Aim: Find the word "name" in the listing; pull out each line holding it.

Listed records:
----

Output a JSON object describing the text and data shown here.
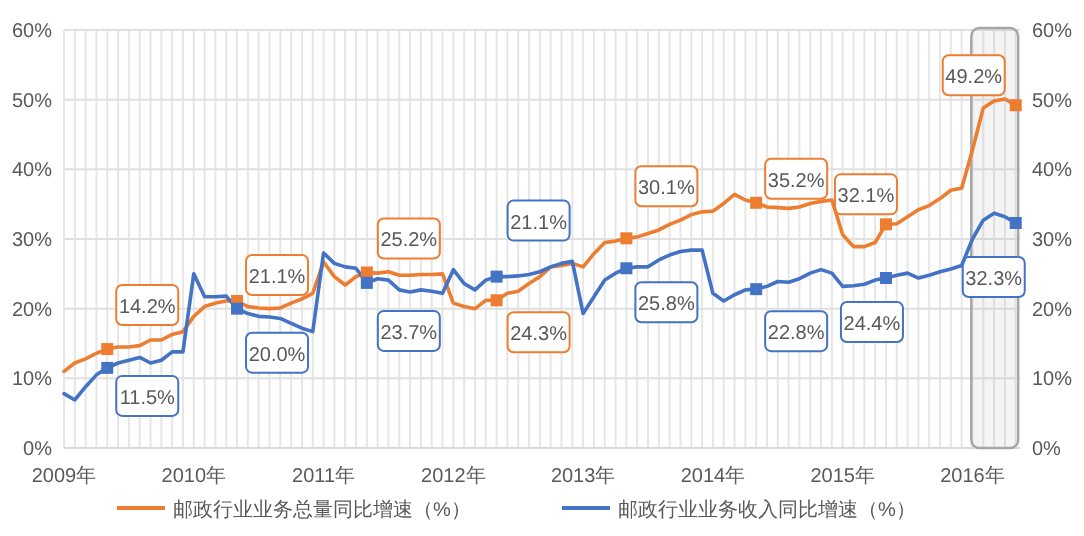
{
  "chart_data": {
    "type": "line",
    "x": [
      "2009-01",
      "2009-02",
      "2009-03",
      "2009-04",
      "2009-05",
      "2009-06",
      "2009-07",
      "2009-08",
      "2009-09",
      "2009-10",
      "2009-11",
      "2009-12",
      "2010-01",
      "2010-02",
      "2010-03",
      "2010-04",
      "2010-05",
      "2010-06",
      "2010-07",
      "2010-08",
      "2010-09",
      "2010-10",
      "2010-11",
      "2010-12",
      "2011-01",
      "2011-02",
      "2011-03",
      "2011-04",
      "2011-05",
      "2011-06",
      "2011-07",
      "2011-08",
      "2011-09",
      "2011-10",
      "2011-11",
      "2011-12",
      "2012-01",
      "2012-02",
      "2012-03",
      "2012-04",
      "2012-05",
      "2012-06",
      "2012-07",
      "2012-08",
      "2012-09",
      "2012-10",
      "2012-11",
      "2012-12",
      "2013-01",
      "2013-02",
      "2013-03",
      "2013-04",
      "2013-05",
      "2013-06",
      "2013-07",
      "2013-08",
      "2013-09",
      "2013-10",
      "2013-11",
      "2013-12",
      "2014-01",
      "2014-02",
      "2014-03",
      "2014-04",
      "2014-05",
      "2014-06",
      "2014-07",
      "2014-08",
      "2014-09",
      "2014-10",
      "2014-11",
      "2014-12",
      "2015-01",
      "2015-02",
      "2015-03",
      "2015-04",
      "2015-05",
      "2015-06",
      "2015-07",
      "2015-08",
      "2015-09",
      "2015-10",
      "2015-11",
      "2015-12",
      "2016-01",
      "2016-02",
      "2016-03",
      "2016-04",
      "2016-05"
    ],
    "series": [
      {
        "name": "邮政行业业务总量同比增速（%）",
        "color": "#ed7d31",
        "values": [
          11.0,
          12.2,
          12.8,
          13.6,
          14.2,
          14.5,
          14.5,
          14.7,
          15.5,
          15.5,
          16.3,
          16.7,
          18.9,
          20.3,
          20.8,
          21.1,
          21.1,
          20.3,
          20.1,
          20.0,
          20.1,
          20.8,
          21.4,
          22.2,
          26.7,
          24.6,
          23.4,
          24.6,
          25.2,
          25.1,
          25.3,
          24.8,
          24.8,
          24.9,
          24.9,
          25.0,
          20.8,
          20.3,
          20.0,
          21.2,
          21.2,
          22.2,
          22.5,
          23.6,
          24.6,
          26.0,
          26.2,
          26.5,
          26.0,
          27.9,
          29.5,
          29.7,
          30.1,
          30.3,
          30.8,
          31.3,
          32.1,
          32.7,
          33.5,
          33.9,
          34.0,
          35.1,
          36.4,
          35.6,
          35.2,
          34.6,
          34.5,
          34.4,
          34.6,
          35.1,
          35.4,
          35.6,
          30.6,
          28.9,
          28.9,
          29.5,
          32.1,
          32.2,
          33.2,
          34.2,
          34.8,
          35.8,
          37.0,
          37.3,
          42.8,
          48.8,
          49.8,
          50.1,
          49.2
        ]
      },
      {
        "name": "邮政行业业务收入同比增速（%）",
        "color": "#4472c4",
        "values": [
          7.8,
          6.9,
          8.8,
          10.5,
          11.5,
          12.2,
          12.6,
          13.0,
          12.2,
          12.6,
          13.8,
          13.8,
          25.0,
          21.7,
          21.7,
          21.8,
          20.0,
          19.3,
          18.9,
          18.8,
          18.6,
          17.9,
          17.2,
          16.7,
          28.0,
          26.5,
          26.0,
          25.8,
          23.7,
          24.3,
          24.1,
          22.7,
          22.4,
          22.7,
          22.5,
          22.2,
          25.6,
          23.6,
          22.7,
          24.1,
          24.6,
          24.6,
          24.7,
          24.9,
          25.3,
          26.0,
          26.5,
          26.8,
          19.3,
          21.7,
          24.1,
          25.1,
          25.8,
          26.0,
          26.0,
          27.0,
          27.7,
          28.2,
          28.4,
          28.4,
          22.2,
          21.1,
          22.0,
          22.7,
          22.8,
          23.2,
          23.9,
          23.8,
          24.3,
          25.1,
          25.6,
          25.1,
          23.2,
          23.3,
          23.5,
          24.1,
          24.4,
          24.8,
          25.1,
          24.4,
          24.8,
          25.3,
          25.7,
          26.2,
          30.0,
          32.7,
          33.7,
          33.2,
          32.3
        ]
      },
      {
        "type": "scatter",
        "color": "#ed7d31",
        "marker": "square",
        "x": [
          "2009-05",
          "2010-05",
          "2011-05",
          "2012-05",
          "2013-05",
          "2014-05",
          "2015-05",
          "2016-05"
        ],
        "values": [
          14.2,
          21.1,
          25.2,
          21.2,
          30.1,
          35.2,
          32.1,
          49.2
        ]
      },
      {
        "type": "scatter",
        "color": "#4472c4",
        "marker": "square",
        "x": [
          "2009-05",
          "2010-05",
          "2011-05",
          "2012-05",
          "2013-05",
          "2014-05",
          "2015-05",
          "2016-05"
        ],
        "values": [
          11.5,
          20.0,
          23.7,
          24.6,
          25.8,
          22.8,
          24.4,
          32.3
        ]
      }
    ],
    "annotations": [
      {
        "text": "14.2%",
        "x": "2009-05",
        "y": 14.2
      },
      {
        "text": "21.1%",
        "x": "2010-05",
        "y": 21.1
      },
      {
        "text": "25.2%",
        "x": "2011-05",
        "y": 25.2
      },
      {
        "text": "24.3%",
        "x": "2012-05",
        "y": 21.2
      },
      {
        "text": "30.1%",
        "x": "2013-05",
        "y": 30.1
      },
      {
        "text": "35.2%",
        "x": "2014-05",
        "y": 35.2
      },
      {
        "text": "32.1%",
        "x": "2015-05",
        "y": 32.1
      },
      {
        "text": "49.2%",
        "x": "2016-05",
        "y": 49.2
      },
      {
        "text": "11.5%",
        "x": "2009-05",
        "y": 11.5
      },
      {
        "text": "20.0%",
        "x": "2010-05",
        "y": 20.0
      },
      {
        "text": "23.7%",
        "x": "2011-05",
        "y": 23.7
      },
      {
        "text": "21.1%",
        "x": "2012-05",
        "y": 24.6
      },
      {
        "text": "25.8%",
        "x": "2013-05",
        "y": 25.8
      },
      {
        "text": "22.8%",
        "x": "2014-05",
        "y": 22.8
      },
      {
        "text": "24.4%",
        "x": "2015-05",
        "y": 24.4
      },
      {
        "text": "32.3%",
        "x": "2016-05",
        "y": 32.3
      }
    ],
    "bands": [
      {
        "axis": "x",
        "from": "2015-12-28",
        "to": "2016-05-08",
        "color": "#a6a6a6"
      }
    ],
    "xlim": [
      "2009-01",
      "2016-05-13"
    ],
    "xticks": [
      {
        "value": "2009-01",
        "label": "2009年"
      },
      {
        "value": "2009-02",
        "label": null
      },
      {
        "value": "2009-03",
        "label": null
      },
      {
        "value": "2009-04",
        "label": null
      },
      {
        "value": "2009-05",
        "label": null
      },
      {
        "value": "2009-06",
        "label": null
      },
      {
        "value": "2009-07",
        "label": null
      },
      {
        "value": "2009-08",
        "label": null
      },
      {
        "value": "2009-09",
        "label": null
      },
      {
        "value": "2009-10",
        "label": null
      },
      {
        "value": "2009-11",
        "label": null
      },
      {
        "value": "2009-12",
        "label": null
      },
      {
        "value": "2010-01",
        "label": "2010年"
      },
      {
        "value": "2010-02",
        "label": null
      },
      {
        "value": "2010-03",
        "label": null
      },
      {
        "value": "2010-04",
        "label": null
      },
      {
        "value": "2010-05",
        "label": null
      },
      {
        "value": "2010-06",
        "label": null
      },
      {
        "value": "2010-07",
        "label": null
      },
      {
        "value": "2010-08",
        "label": null
      },
      {
        "value": "2010-09",
        "label": null
      },
      {
        "value": "2010-10",
        "label": null
      },
      {
        "value": "2010-11",
        "label": null
      },
      {
        "value": "2010-12",
        "label": null
      },
      {
        "value": "2011-01",
        "label": "2011年"
      },
      {
        "value": "2011-02",
        "label": null
      },
      {
        "value": "2011-03",
        "label": null
      },
      {
        "value": "2011-04",
        "label": null
      },
      {
        "value": "2011-05",
        "label": null
      },
      {
        "value": "2011-06",
        "label": null
      },
      {
        "value": "2011-07",
        "label": null
      },
      {
        "value": "2011-08",
        "label": null
      },
      {
        "value": "2011-09",
        "label": null
      },
      {
        "value": "2011-10",
        "label": null
      },
      {
        "value": "2011-11",
        "label": null
      },
      {
        "value": "2011-12",
        "label": null
      },
      {
        "value": "2012-01",
        "label": "2012年"
      },
      {
        "value": "2012-02",
        "label": null
      },
      {
        "value": "2012-03",
        "label": null
      },
      {
        "value": "2012-04",
        "label": null
      },
      {
        "value": "2012-05",
        "label": null
      },
      {
        "value": "2012-06",
        "label": null
      },
      {
        "value": "2012-07",
        "label": null
      },
      {
        "value": "2012-08",
        "label": null
      },
      {
        "value": "2012-09",
        "label": null
      },
      {
        "value": "2012-10",
        "label": null
      },
      {
        "value": "2012-11",
        "label": null
      },
      {
        "value": "2012-12",
        "label": null
      },
      {
        "value": "2013-01",
        "label": "2013年"
      },
      {
        "value": "2013-02",
        "label": null
      },
      {
        "value": "2013-03",
        "label": null
      },
      {
        "value": "2013-04",
        "label": null
      },
      {
        "value": "2013-05",
        "label": null
      },
      {
        "value": "2013-06",
        "label": null
      },
      {
        "value": "2013-07",
        "label": null
      },
      {
        "value": "2013-08",
        "label": null
      },
      {
        "value": "2013-09",
        "label": null
      },
      {
        "value": "2013-10",
        "label": null
      },
      {
        "value": "2013-11",
        "label": null
      },
      {
        "value": "2013-12",
        "label": null
      },
      {
        "value": "2014-01",
        "label": "2014年"
      },
      {
        "value": "2014-02",
        "label": null
      },
      {
        "value": "2014-03",
        "label": null
      },
      {
        "value": "2014-04",
        "label": null
      },
      {
        "value": "2014-05",
        "label": null
      },
      {
        "value": "2014-06",
        "label": null
      },
      {
        "value": "2014-07",
        "label": null
      },
      {
        "value": "2014-08",
        "label": null
      },
      {
        "value": "2014-09",
        "label": null
      },
      {
        "value": "2014-10",
        "label": null
      },
      {
        "value": "2014-11",
        "label": null
      },
      {
        "value": "2014-12",
        "label": null
      },
      {
        "value": "2015-01",
        "label": "2015年"
      },
      {
        "value": "2015-02",
        "label": null
      },
      {
        "value": "2015-03",
        "label": null
      },
      {
        "value": "2015-04",
        "label": null
      },
      {
        "value": "2015-05",
        "label": null
      },
      {
        "value": "2015-06",
        "label": null
      },
      {
        "value": "2015-07",
        "label": null
      },
      {
        "value": "2015-08",
        "label": null
      },
      {
        "value": "2015-09",
        "label": null
      },
      {
        "value": "2015-10",
        "label": null
      },
      {
        "value": "2015-11",
        "label": null
      },
      {
        "value": "2015-12",
        "label": null
      },
      {
        "value": "2016-01",
        "label": "2016年"
      },
      {
        "value": "2016-02",
        "label": null
      },
      {
        "value": "2016-03",
        "label": null
      },
      {
        "value": "2016-04",
        "label": null
      },
      {
        "value": "2016-05",
        "label": null
      }
    ],
    "ylim": [
      0,
      60
    ],
    "yticks": [
      {
        "value": 0,
        "label": "0%"
      },
      {
        "value": 10,
        "label": "10%"
      },
      {
        "value": 20,
        "label": "20%"
      },
      {
        "value": 30,
        "label": "30%"
      },
      {
        "value": 40,
        "label": "40%"
      },
      {
        "value": 50,
        "label": "50%"
      },
      {
        "value": 60,
        "label": "60%"
      }
    ],
    "y2lim": [
      0,
      60
    ],
    "y2ticks": [
      {
        "value": 0,
        "label": "0%"
      },
      {
        "value": 10,
        "label": "10%"
      },
      {
        "value": 20,
        "label": "20%"
      },
      {
        "value": 30,
        "label": "30%"
      },
      {
        "value": 40,
        "label": "40%"
      },
      {
        "value": 50,
        "label": "50%"
      },
      {
        "value": 60,
        "label": "60%"
      }
    ],
    "grid": true,
    "legend": "bottom",
    "marker": "none",
    "line_style": "solid"
  }
}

----

Solution to the exercise:
        "name": "邮政行业业务总量同比增速（%）",
        "name": "邮政行业业务收入同比增速（%）",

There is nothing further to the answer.